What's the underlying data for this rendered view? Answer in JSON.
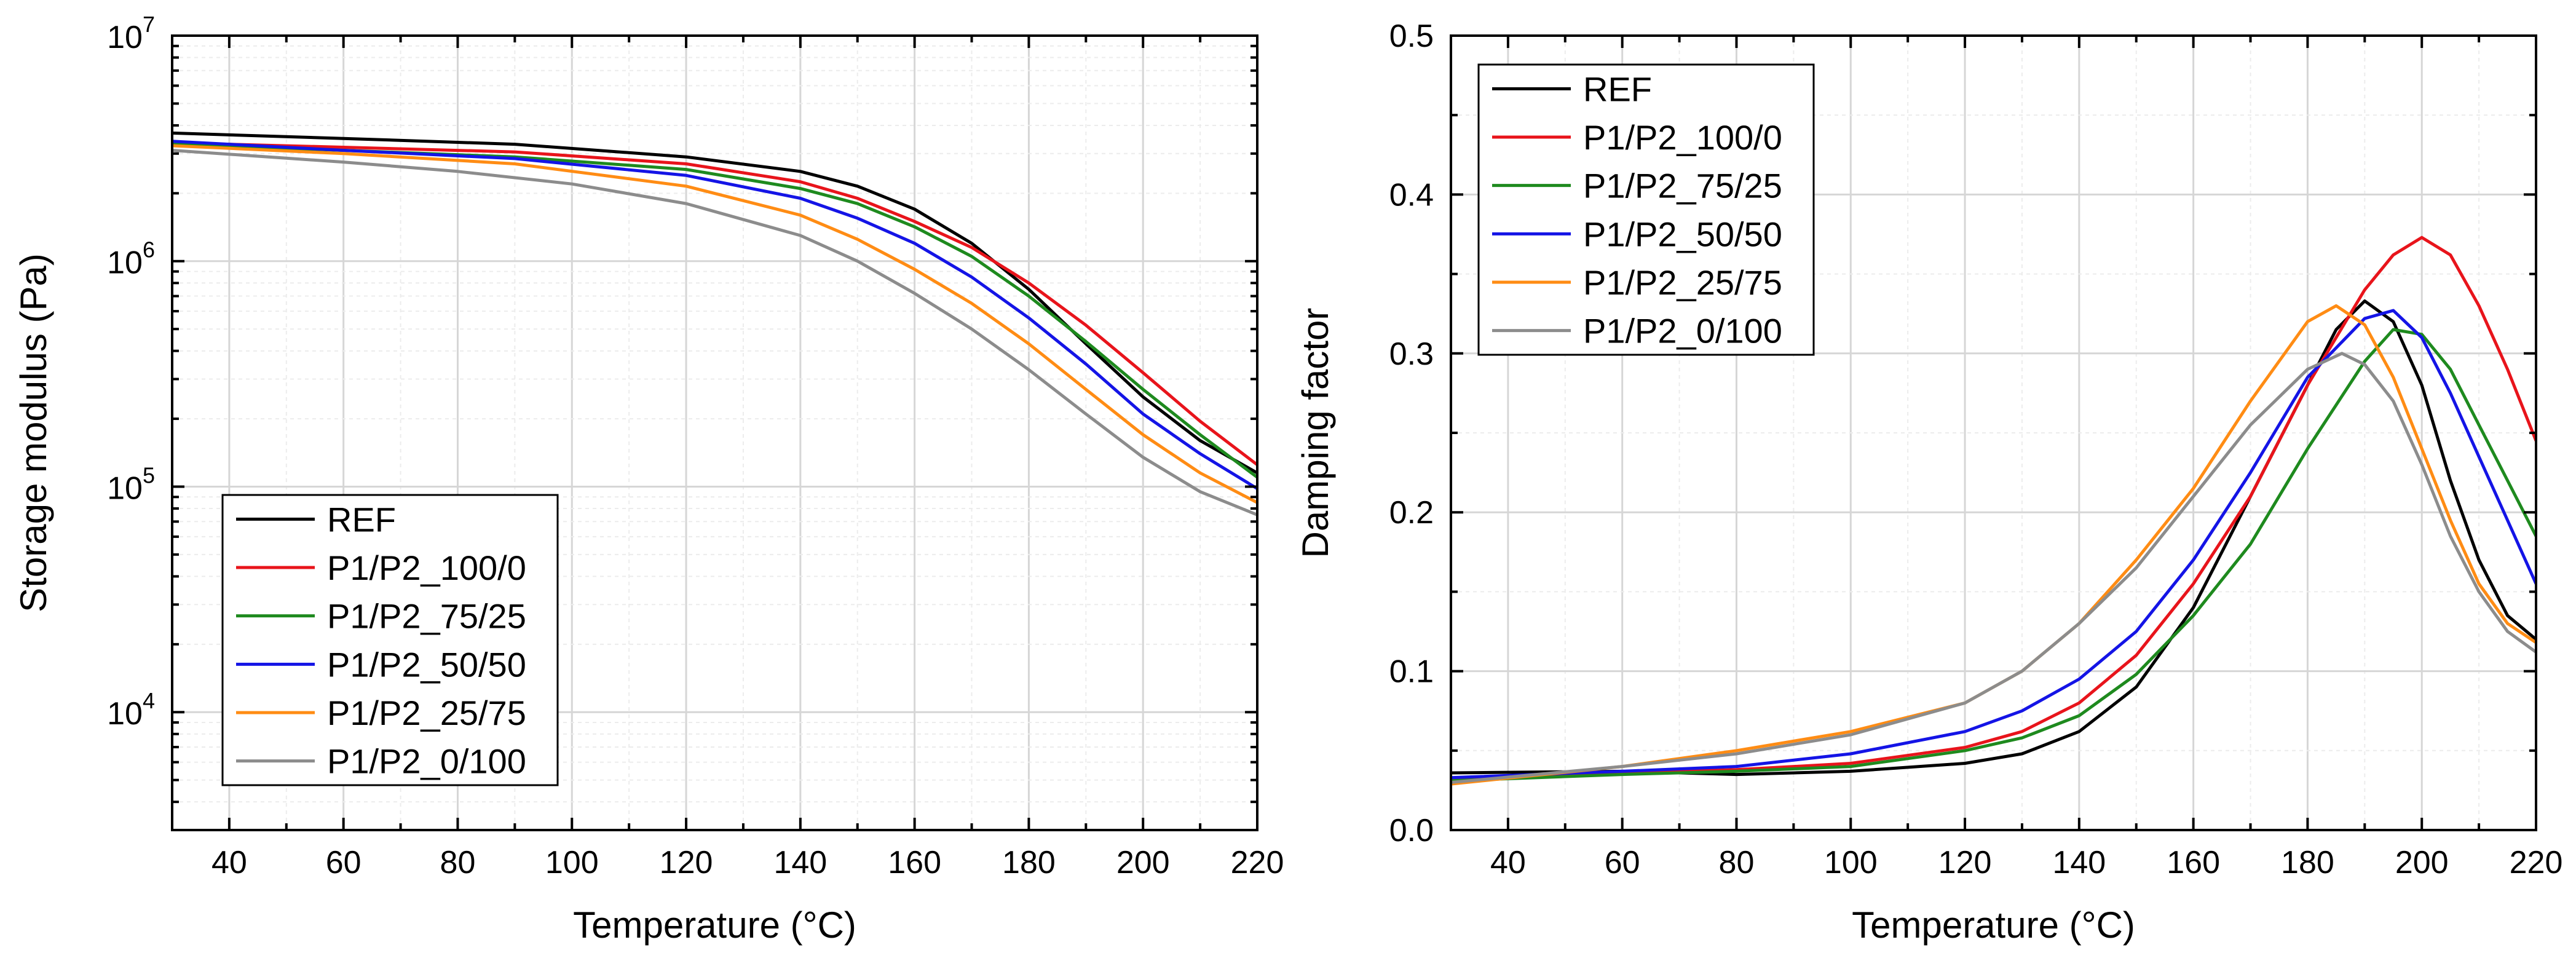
{
  "chart_data": [
    {
      "type": "line",
      "title": "",
      "xlabel": "Temperature (°C)",
      "ylabel": "Storage modulus (Pa)",
      "yscale": "log",
      "xlim": [
        30,
        220
      ],
      "ylim": [
        3000,
        10000000
      ],
      "xticks": [
        40,
        60,
        80,
        100,
        120,
        140,
        160,
        180,
        200,
        220
      ],
      "xtick_labels": [
        "40",
        "60",
        "80",
        "100",
        "120",
        "140",
        "160",
        "180",
        "200",
        "220"
      ],
      "yticks": [
        10000,
        100000,
        1000000,
        10000000
      ],
      "ytick_labels": [
        {
          "base": "10",
          "exp": "4"
        },
        {
          "base": "10",
          "exp": "5"
        },
        {
          "base": "10",
          "exp": "6"
        },
        {
          "base": "10",
          "exp": "7"
        }
      ],
      "grid": true,
      "legend_position": "bottom-left",
      "series": [
        {
          "name": "REF",
          "color": "#000000",
          "x": [
            30,
            60,
            90,
            120,
            140,
            150,
            160,
            170,
            180,
            190,
            200,
            210,
            220
          ],
          "y": [
            3700000,
            3500000,
            3300000,
            2900000,
            2500000,
            2150000,
            1700000,
            1200000,
            750000,
            430000,
            250000,
            160000,
            115000
          ]
        },
        {
          "name": "P1/P2_100/0",
          "color": "#e8141b",
          "x": [
            30,
            60,
            90,
            120,
            140,
            150,
            160,
            170,
            180,
            190,
            200,
            210,
            220
          ],
          "y": [
            3350000,
            3200000,
            3050000,
            2700000,
            2250000,
            1900000,
            1500000,
            1150000,
            800000,
            520000,
            320000,
            195000,
            125000
          ]
        },
        {
          "name": "P1/P2_75/25",
          "color": "#1e8a1e",
          "x": [
            30,
            60,
            90,
            120,
            140,
            150,
            160,
            170,
            180,
            190,
            200,
            210,
            220
          ],
          "y": [
            3300000,
            3100000,
            2900000,
            2550000,
            2100000,
            1800000,
            1420000,
            1050000,
            700000,
            440000,
            270000,
            170000,
            110000
          ]
        },
        {
          "name": "P1/P2_50/50",
          "color": "#1414e6",
          "x": [
            30,
            60,
            90,
            120,
            140,
            150,
            160,
            170,
            180,
            190,
            200,
            210,
            220
          ],
          "y": [
            3400000,
            3100000,
            2850000,
            2400000,
            1900000,
            1550000,
            1200000,
            850000,
            560000,
            350000,
            210000,
            140000,
            98000
          ]
        },
        {
          "name": "P1/P2_25/75",
          "color": "#ff8c14",
          "x": [
            30,
            60,
            90,
            120,
            140,
            150,
            160,
            170,
            180,
            190,
            200,
            210,
            220
          ],
          "y": [
            3250000,
            3000000,
            2700000,
            2150000,
            1600000,
            1250000,
            920000,
            650000,
            430000,
            270000,
            170000,
            115000,
            85000
          ]
        },
        {
          "name": "P1/P2_0/100",
          "color": "#8c8c8c",
          "x": [
            30,
            60,
            80,
            100,
            120,
            140,
            150,
            160,
            170,
            180,
            190,
            200,
            210,
            220
          ],
          "y": [
            3100000,
            2750000,
            2500000,
            2200000,
            1800000,
            1300000,
            1000000,
            720000,
            500000,
            330000,
            210000,
            135000,
            95000,
            75000
          ]
        }
      ]
    },
    {
      "type": "line",
      "title": "",
      "xlabel": "Temperature (°C)",
      "ylabel": "Damping factor",
      "xlim": [
        30,
        220
      ],
      "ylim": [
        0,
        0.5
      ],
      "xticks": [
        40,
        60,
        80,
        100,
        120,
        140,
        160,
        180,
        200,
        220
      ],
      "xtick_labels": [
        "40",
        "60",
        "80",
        "100",
        "120",
        "140",
        "160",
        "180",
        "200",
        "220"
      ],
      "yticks": [
        0.0,
        0.1,
        0.2,
        0.3,
        0.4,
        0.5
      ],
      "ytick_labels": [
        "0.0",
        "0.1",
        "0.2",
        "0.3",
        "0.4",
        "0.5"
      ],
      "grid": true,
      "legend_position": "top-left",
      "series": [
        {
          "name": "REF",
          "color": "#000000",
          "x": [
            30,
            60,
            80,
            100,
            120,
            130,
            140,
            150,
            160,
            170,
            180,
            185,
            190,
            195,
            200,
            205,
            210,
            215,
            220
          ],
          "y": [
            0.036,
            0.037,
            0.035,
            0.037,
            0.042,
            0.048,
            0.062,
            0.09,
            0.14,
            0.21,
            0.28,
            0.315,
            0.333,
            0.32,
            0.28,
            0.22,
            0.17,
            0.135,
            0.12
          ]
        },
        {
          "name": "P1/P2_100/0",
          "color": "#e8141b",
          "x": [
            30,
            60,
            80,
            100,
            120,
            130,
            140,
            150,
            160,
            170,
            180,
            190,
            195,
            200,
            205,
            210,
            215,
            220
          ],
          "y": [
            0.032,
            0.036,
            0.038,
            0.042,
            0.052,
            0.062,
            0.08,
            0.11,
            0.155,
            0.21,
            0.28,
            0.34,
            0.362,
            0.373,
            0.362,
            0.33,
            0.29,
            0.245
          ]
        },
        {
          "name": "P1/P2_75/25",
          "color": "#1e8a1e",
          "x": [
            30,
            60,
            80,
            100,
            120,
            130,
            140,
            150,
            160,
            170,
            180,
            190,
            195,
            200,
            205,
            210,
            215,
            220
          ],
          "y": [
            0.031,
            0.035,
            0.037,
            0.04,
            0.05,
            0.058,
            0.072,
            0.098,
            0.135,
            0.18,
            0.24,
            0.295,
            0.315,
            0.312,
            0.29,
            0.255,
            0.22,
            0.185
          ]
        },
        {
          "name": "P1/P2_50/50",
          "color": "#1414e6",
          "x": [
            30,
            60,
            80,
            100,
            120,
            130,
            140,
            150,
            160,
            170,
            180,
            190,
            195,
            200,
            205,
            210,
            215,
            220
          ],
          "y": [
            0.033,
            0.037,
            0.04,
            0.048,
            0.062,
            0.075,
            0.095,
            0.125,
            0.17,
            0.225,
            0.285,
            0.322,
            0.327,
            0.31,
            0.275,
            0.235,
            0.195,
            0.155
          ]
        },
        {
          "name": "P1/P2_25/75",
          "color": "#ff8c14",
          "x": [
            30,
            60,
            80,
            100,
            120,
            130,
            140,
            150,
            160,
            170,
            180,
            185,
            190,
            195,
            200,
            205,
            210,
            215,
            220
          ],
          "y": [
            0.029,
            0.04,
            0.05,
            0.062,
            0.08,
            0.1,
            0.13,
            0.17,
            0.215,
            0.27,
            0.32,
            0.33,
            0.318,
            0.285,
            0.24,
            0.195,
            0.155,
            0.13,
            0.118
          ]
        },
        {
          "name": "P1/P2_0/100",
          "color": "#8c8c8c",
          "x": [
            30,
            60,
            80,
            100,
            120,
            130,
            140,
            150,
            160,
            170,
            180,
            186,
            190,
            195,
            200,
            205,
            210,
            215,
            220
          ],
          "y": [
            0.03,
            0.04,
            0.048,
            0.06,
            0.08,
            0.1,
            0.13,
            0.165,
            0.21,
            0.255,
            0.29,
            0.3,
            0.293,
            0.27,
            0.23,
            0.185,
            0.15,
            0.125,
            0.112
          ]
        }
      ]
    }
  ]
}
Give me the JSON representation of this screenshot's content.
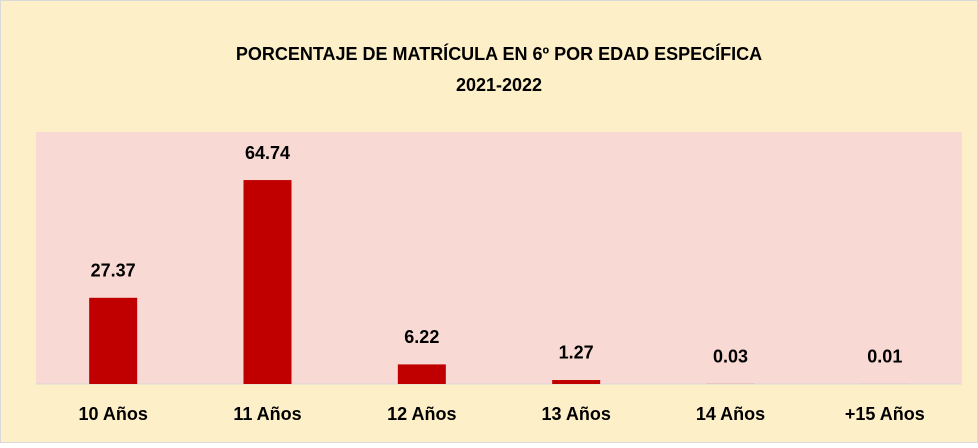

### Given task
Without the pictures, repeat the listing above exactly.

### Solution to this task
What's the underlying data for this rendered view? Answer in JSON.
{
  "chart_data": [
    {
      "type": "line",
      "title": "",
      "xlabel": "Temperature (°C)",
      "ylabel": "Storage modulus (Pa)",
      "yscale": "log",
      "xlim": [
        30,
        220
      ],
      "ylim": [
        3000,
        10000000
      ],
      "xticks": [
        40,
        60,
        80,
        100,
        120,
        140,
        160,
        180,
        200,
        220
      ],
      "xtick_labels": [
        "40",
        "60",
        "80",
        "100",
        "120",
        "140",
        "160",
        "180",
        "200",
        "220"
      ],
      "yticks": [
        10000,
        100000,
        1000000,
        10000000
      ],
      "ytick_labels": [
        {
          "base": "10",
          "exp": "4"
        },
        {
          "base": "10",
          "exp": "5"
        },
        {
          "base": "10",
          "exp": "6"
        },
        {
          "base": "10",
          "exp": "7"
        }
      ],
      "grid": true,
      "legend_position": "bottom-left",
      "series": [
        {
          "name": "REF",
          "color": "#000000",
          "x": [
            30,
            60,
            90,
            120,
            140,
            150,
            160,
            170,
            180,
            190,
            200,
            210,
            220
          ],
          "y": [
            3700000,
            3500000,
            3300000,
            2900000,
            2500000,
            2150000,
            1700000,
            1200000,
            750000,
            430000,
            250000,
            160000,
            115000
          ]
        },
        {
          "name": "P1/P2_100/0",
          "color": "#e8141b",
          "x": [
            30,
            60,
            90,
            120,
            140,
            150,
            160,
            170,
            180,
            190,
            200,
            210,
            220
          ],
          "y": [
            3350000,
            3200000,
            3050000,
            2700000,
            2250000,
            1900000,
            1500000,
            1150000,
            800000,
            520000,
            320000,
            195000,
            125000
          ]
        },
        {
          "name": "P1/P2_75/25",
          "color": "#1e8a1e",
          "x": [
            30,
            60,
            90,
            120,
            140,
            150,
            160,
            170,
            180,
            190,
            200,
            210,
            220
          ],
          "y": [
            3300000,
            3100000,
            2900000,
            2550000,
            2100000,
            1800000,
            1420000,
            1050000,
            700000,
            440000,
            270000,
            170000,
            110000
          ]
        },
        {
          "name": "P1/P2_50/50",
          "color": "#1414e6",
          "x": [
            30,
            60,
            90,
            120,
            140,
            150,
            160,
            170,
            180,
            190,
            200,
            210,
            220
          ],
          "y": [
            3400000,
            3100000,
            2850000,
            2400000,
            1900000,
            1550000,
            1200000,
            850000,
            560000,
            350000,
            210000,
            140000,
            98000
          ]
        },
        {
          "name": "P1/P2_25/75",
          "color": "#ff8c14",
          "x": [
            30,
            60,
            90,
            120,
            140,
            150,
            160,
            170,
            180,
            190,
            200,
            210,
            220
          ],
          "y": [
            3250000,
            3000000,
            2700000,
            2150000,
            1600000,
            1250000,
            920000,
            650000,
            430000,
            270000,
            170000,
            115000,
            85000
          ]
        },
        {
          "name": "P1/P2_0/100",
          "color": "#8c8c8c",
          "x": [
            30,
            60,
            80,
            100,
            120,
            140,
            150,
            160,
            170,
            180,
            190,
            200,
            210,
            220
          ],
          "y": [
            3100000,
            2750000,
            2500000,
            2200000,
            1800000,
            1300000,
            1000000,
            720000,
            500000,
            330000,
            210000,
            135000,
            95000,
            75000
          ]
        }
      ]
    },
    {
      "type": "line",
      "title": "",
      "xlabel": "Temperature (°C)",
      "ylabel": "Damping factor",
      "xlim": [
        30,
        220
      ],
      "ylim": [
        0,
        0.5
      ],
      "xticks": [
        40,
        60,
        80,
        100,
        120,
        140,
        160,
        180,
        200,
        220
      ],
      "xtick_labels": [
        "40",
        "60",
        "80",
        "100",
        "120",
        "140",
        "160",
        "180",
        "200",
        "220"
      ],
      "yticks": [
        0.0,
        0.1,
        0.2,
        0.3,
        0.4,
        0.5
      ],
      "ytick_labels": [
        "0.0",
        "0.1",
        "0.2",
        "0.3",
        "0.4",
        "0.5"
      ],
      "grid": true,
      "legend_position": "top-left",
      "series": [
        {
          "name": "REF",
          "color": "#000000",
          "x": [
            30,
            60,
            80,
            100,
            120,
            130,
            140,
            150,
            160,
            170,
            180,
            185,
            190,
            195,
            200,
            205,
            210,
            215,
            220
          ],
          "y": [
            0.036,
            0.037,
            0.035,
            0.037,
            0.042,
            0.048,
            0.062,
            0.09,
            0.14,
            0.21,
            0.28,
            0.315,
            0.333,
            0.32,
            0.28,
            0.22,
            0.17,
            0.135,
            0.12
          ]
        },
        {
          "name": "P1/P2_100/0",
          "color": "#e8141b",
          "x": [
            30,
            60,
            80,
            100,
            120,
            130,
            140,
            150,
            160,
            170,
            180,
            190,
            195,
            200,
            205,
            210,
            215,
            220
          ],
          "y": [
            0.032,
            0.036,
            0.038,
            0.042,
            0.052,
            0.062,
            0.08,
            0.11,
            0.155,
            0.21,
            0.28,
            0.34,
            0.362,
            0.373,
            0.362,
            0.33,
            0.29,
            0.245
          ]
        },
        {
          "name": "P1/P2_75/25",
          "color": "#1e8a1e",
          "x": [
            30,
            60,
            80,
            100,
            120,
            130,
            140,
            150,
            160,
            170,
            180,
            190,
            195,
            200,
            205,
            210,
            215,
            220
          ],
          "y": [
            0.031,
            0.035,
            0.037,
            0.04,
            0.05,
            0.058,
            0.072,
            0.098,
            0.135,
            0.18,
            0.24,
            0.295,
            0.315,
            0.312,
            0.29,
            0.255,
            0.22,
            0.185
          ]
        },
        {
          "name": "P1/P2_50/50",
          "color": "#1414e6",
          "x": [
            30,
            60,
            80,
            100,
            120,
            130,
            140,
            150,
            160,
            170,
            180,
            190,
            195,
            200,
            205,
            210,
            215,
            220
          ],
          "y": [
            0.033,
            0.037,
            0.04,
            0.048,
            0.062,
            0.075,
            0.095,
            0.125,
            0.17,
            0.225,
            0.285,
            0.322,
            0.327,
            0.31,
            0.275,
            0.235,
            0.195,
            0.155
          ]
        },
        {
          "name": "P1/P2_25/75",
          "color": "#ff8c14",
          "x": [
            30,
            60,
            80,
            100,
            120,
            130,
            140,
            150,
            160,
            170,
            180,
            185,
            190,
            195,
            200,
            205,
            210,
            215,
            220
          ],
          "y": [
            0.029,
            0.04,
            0.05,
            0.062,
            0.08,
            0.1,
            0.13,
            0.17,
            0.215,
            0.27,
            0.32,
            0.33,
            0.318,
            0.285,
            0.24,
            0.195,
            0.155,
            0.13,
            0.118
          ]
        },
        {
          "name": "P1/P2_0/100",
          "color": "#8c8c8c",
          "x": [
            30,
            60,
            80,
            100,
            120,
            130,
            140,
            150,
            160,
            170,
            180,
            186,
            190,
            195,
            200,
            205,
            210,
            215,
            220
          ],
          "y": [
            0.03,
            0.04,
            0.048,
            0.06,
            0.08,
            0.1,
            0.13,
            0.165,
            0.21,
            0.255,
            0.29,
            0.3,
            0.293,
            0.27,
            0.23,
            0.185,
            0.15,
            0.125,
            0.112
          ]
        }
      ]
    }
  ]
}
Give me the JSON representation of this screenshot's content.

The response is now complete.